[Dataset listings of figures]
** begin **

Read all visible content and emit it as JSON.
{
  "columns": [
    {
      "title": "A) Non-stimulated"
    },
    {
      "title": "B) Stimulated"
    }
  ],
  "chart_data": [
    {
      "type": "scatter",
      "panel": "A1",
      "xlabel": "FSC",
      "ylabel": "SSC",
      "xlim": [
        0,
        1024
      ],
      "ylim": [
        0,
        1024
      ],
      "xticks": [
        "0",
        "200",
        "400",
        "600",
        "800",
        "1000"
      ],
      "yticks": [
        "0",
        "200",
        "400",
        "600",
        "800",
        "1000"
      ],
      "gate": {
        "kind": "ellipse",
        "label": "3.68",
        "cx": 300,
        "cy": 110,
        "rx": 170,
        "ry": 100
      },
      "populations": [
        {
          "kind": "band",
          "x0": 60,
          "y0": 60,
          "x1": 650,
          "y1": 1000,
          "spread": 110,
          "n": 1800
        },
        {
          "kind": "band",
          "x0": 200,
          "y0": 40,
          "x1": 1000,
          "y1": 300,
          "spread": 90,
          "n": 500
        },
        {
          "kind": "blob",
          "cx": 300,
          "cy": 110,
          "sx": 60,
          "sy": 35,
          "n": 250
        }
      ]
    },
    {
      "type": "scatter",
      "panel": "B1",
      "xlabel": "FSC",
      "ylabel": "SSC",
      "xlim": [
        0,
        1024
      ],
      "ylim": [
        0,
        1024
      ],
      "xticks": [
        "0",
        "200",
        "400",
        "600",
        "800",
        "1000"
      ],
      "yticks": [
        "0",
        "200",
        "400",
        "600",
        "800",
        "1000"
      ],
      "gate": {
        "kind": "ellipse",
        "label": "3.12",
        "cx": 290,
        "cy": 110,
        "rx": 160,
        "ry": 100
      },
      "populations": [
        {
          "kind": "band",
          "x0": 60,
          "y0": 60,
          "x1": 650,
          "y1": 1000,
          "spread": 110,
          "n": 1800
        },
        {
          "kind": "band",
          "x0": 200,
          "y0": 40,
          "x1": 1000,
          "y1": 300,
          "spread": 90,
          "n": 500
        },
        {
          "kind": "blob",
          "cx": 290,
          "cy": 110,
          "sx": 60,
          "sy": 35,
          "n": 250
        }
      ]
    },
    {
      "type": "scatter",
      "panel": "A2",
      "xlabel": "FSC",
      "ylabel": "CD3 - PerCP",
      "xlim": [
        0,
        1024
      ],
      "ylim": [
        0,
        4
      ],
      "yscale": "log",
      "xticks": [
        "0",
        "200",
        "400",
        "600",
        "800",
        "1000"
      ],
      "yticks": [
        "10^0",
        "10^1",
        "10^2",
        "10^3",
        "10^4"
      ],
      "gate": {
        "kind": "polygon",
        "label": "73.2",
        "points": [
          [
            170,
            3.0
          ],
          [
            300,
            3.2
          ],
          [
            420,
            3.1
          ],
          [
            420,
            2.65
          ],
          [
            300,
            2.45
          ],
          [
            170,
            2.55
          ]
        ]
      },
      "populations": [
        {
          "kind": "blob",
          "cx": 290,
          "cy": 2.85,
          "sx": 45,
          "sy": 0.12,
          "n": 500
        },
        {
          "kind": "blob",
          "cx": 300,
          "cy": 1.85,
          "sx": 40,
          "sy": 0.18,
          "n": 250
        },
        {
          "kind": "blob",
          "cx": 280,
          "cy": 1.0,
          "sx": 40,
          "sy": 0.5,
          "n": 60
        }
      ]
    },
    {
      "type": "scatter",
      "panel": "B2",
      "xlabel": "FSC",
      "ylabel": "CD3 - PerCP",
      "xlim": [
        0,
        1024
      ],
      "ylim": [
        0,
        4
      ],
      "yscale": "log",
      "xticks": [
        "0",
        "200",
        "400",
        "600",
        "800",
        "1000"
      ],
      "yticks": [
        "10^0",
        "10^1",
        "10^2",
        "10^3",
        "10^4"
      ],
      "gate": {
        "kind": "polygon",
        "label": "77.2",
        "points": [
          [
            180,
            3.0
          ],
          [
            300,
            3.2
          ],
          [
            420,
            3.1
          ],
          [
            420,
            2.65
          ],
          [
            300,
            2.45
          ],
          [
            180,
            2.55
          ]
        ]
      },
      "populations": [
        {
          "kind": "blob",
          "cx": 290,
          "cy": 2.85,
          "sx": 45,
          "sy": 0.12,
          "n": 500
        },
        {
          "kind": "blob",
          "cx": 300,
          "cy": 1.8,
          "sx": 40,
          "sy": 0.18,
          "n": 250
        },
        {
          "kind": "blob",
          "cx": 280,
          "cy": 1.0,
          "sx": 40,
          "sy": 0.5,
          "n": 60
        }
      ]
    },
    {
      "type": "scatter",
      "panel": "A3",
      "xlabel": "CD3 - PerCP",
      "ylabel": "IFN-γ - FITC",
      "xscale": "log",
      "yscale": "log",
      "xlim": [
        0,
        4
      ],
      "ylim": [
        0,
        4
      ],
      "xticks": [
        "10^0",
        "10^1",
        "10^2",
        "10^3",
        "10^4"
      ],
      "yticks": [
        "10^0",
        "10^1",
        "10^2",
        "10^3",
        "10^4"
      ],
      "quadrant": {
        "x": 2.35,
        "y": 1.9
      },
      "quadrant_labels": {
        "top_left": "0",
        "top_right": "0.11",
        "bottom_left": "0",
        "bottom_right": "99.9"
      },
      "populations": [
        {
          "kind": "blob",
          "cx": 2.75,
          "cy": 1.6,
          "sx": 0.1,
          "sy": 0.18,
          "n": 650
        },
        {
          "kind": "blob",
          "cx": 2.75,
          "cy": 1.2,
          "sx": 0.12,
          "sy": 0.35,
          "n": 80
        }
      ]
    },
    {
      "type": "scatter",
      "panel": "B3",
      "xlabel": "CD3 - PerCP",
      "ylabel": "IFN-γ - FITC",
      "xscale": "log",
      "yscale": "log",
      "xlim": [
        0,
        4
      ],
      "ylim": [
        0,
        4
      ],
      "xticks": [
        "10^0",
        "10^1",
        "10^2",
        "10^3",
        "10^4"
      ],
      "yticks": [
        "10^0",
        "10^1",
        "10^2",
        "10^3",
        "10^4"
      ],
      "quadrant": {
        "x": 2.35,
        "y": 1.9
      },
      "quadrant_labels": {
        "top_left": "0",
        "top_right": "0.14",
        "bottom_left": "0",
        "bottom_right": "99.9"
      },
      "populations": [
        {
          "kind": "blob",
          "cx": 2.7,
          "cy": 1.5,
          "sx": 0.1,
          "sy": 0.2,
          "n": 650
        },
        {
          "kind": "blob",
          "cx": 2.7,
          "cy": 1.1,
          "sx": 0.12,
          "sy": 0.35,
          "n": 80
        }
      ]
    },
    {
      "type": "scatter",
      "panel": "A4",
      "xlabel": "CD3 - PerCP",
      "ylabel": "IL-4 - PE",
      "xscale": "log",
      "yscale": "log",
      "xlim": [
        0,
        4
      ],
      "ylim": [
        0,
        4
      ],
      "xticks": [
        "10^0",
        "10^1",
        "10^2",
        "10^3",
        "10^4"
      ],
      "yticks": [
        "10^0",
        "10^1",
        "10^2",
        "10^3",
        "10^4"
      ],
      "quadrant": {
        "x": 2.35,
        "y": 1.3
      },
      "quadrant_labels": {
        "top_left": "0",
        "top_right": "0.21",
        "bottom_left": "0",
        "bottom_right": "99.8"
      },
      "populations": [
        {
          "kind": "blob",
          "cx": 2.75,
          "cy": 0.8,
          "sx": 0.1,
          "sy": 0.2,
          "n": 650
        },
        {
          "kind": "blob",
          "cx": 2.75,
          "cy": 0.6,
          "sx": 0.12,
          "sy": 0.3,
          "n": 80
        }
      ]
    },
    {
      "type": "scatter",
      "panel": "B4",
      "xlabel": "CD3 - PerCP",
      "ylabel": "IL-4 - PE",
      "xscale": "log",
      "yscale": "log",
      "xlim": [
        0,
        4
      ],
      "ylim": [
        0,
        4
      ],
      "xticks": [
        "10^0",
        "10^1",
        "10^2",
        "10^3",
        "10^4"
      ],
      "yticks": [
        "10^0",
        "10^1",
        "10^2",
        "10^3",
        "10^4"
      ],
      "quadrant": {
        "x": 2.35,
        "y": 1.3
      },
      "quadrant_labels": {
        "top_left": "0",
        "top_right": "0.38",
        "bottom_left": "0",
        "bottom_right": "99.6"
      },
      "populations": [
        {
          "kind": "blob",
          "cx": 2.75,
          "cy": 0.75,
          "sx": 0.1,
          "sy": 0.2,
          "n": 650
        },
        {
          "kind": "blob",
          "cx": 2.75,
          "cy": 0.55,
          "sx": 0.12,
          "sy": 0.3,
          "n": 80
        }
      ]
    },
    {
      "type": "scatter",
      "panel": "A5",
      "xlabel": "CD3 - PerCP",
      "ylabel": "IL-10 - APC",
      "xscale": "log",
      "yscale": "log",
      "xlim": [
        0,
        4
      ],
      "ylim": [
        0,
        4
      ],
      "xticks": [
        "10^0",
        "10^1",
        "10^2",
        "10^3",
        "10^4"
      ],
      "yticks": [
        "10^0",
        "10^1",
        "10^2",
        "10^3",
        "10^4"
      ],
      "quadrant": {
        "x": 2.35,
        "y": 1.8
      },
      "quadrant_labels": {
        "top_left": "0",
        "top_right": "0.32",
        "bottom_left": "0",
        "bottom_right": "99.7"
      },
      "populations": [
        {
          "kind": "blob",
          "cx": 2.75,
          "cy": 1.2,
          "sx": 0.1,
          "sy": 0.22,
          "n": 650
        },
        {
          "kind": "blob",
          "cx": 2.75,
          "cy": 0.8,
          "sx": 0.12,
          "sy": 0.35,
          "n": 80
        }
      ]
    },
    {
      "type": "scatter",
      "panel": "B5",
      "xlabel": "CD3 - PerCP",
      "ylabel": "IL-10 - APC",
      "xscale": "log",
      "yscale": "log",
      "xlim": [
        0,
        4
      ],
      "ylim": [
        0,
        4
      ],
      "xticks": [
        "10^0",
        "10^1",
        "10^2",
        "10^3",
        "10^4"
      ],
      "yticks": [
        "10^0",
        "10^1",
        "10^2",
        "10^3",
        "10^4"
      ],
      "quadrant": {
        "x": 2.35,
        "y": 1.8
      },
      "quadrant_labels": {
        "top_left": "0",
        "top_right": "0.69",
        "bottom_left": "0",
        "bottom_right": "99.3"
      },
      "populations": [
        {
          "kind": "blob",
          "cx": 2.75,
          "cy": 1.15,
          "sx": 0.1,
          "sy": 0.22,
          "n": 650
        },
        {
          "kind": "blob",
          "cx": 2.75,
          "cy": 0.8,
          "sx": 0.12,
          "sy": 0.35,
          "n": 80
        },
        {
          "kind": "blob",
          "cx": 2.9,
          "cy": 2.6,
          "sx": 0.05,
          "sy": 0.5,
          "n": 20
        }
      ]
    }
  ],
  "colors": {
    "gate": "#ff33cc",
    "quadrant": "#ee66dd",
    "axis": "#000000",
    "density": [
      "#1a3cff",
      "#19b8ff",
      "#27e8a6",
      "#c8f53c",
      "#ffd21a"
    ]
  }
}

** end **

| Task instructions |
Looking at the listing above, how many of its lines contain the string "panel"? Give the number alone.

| Result |
10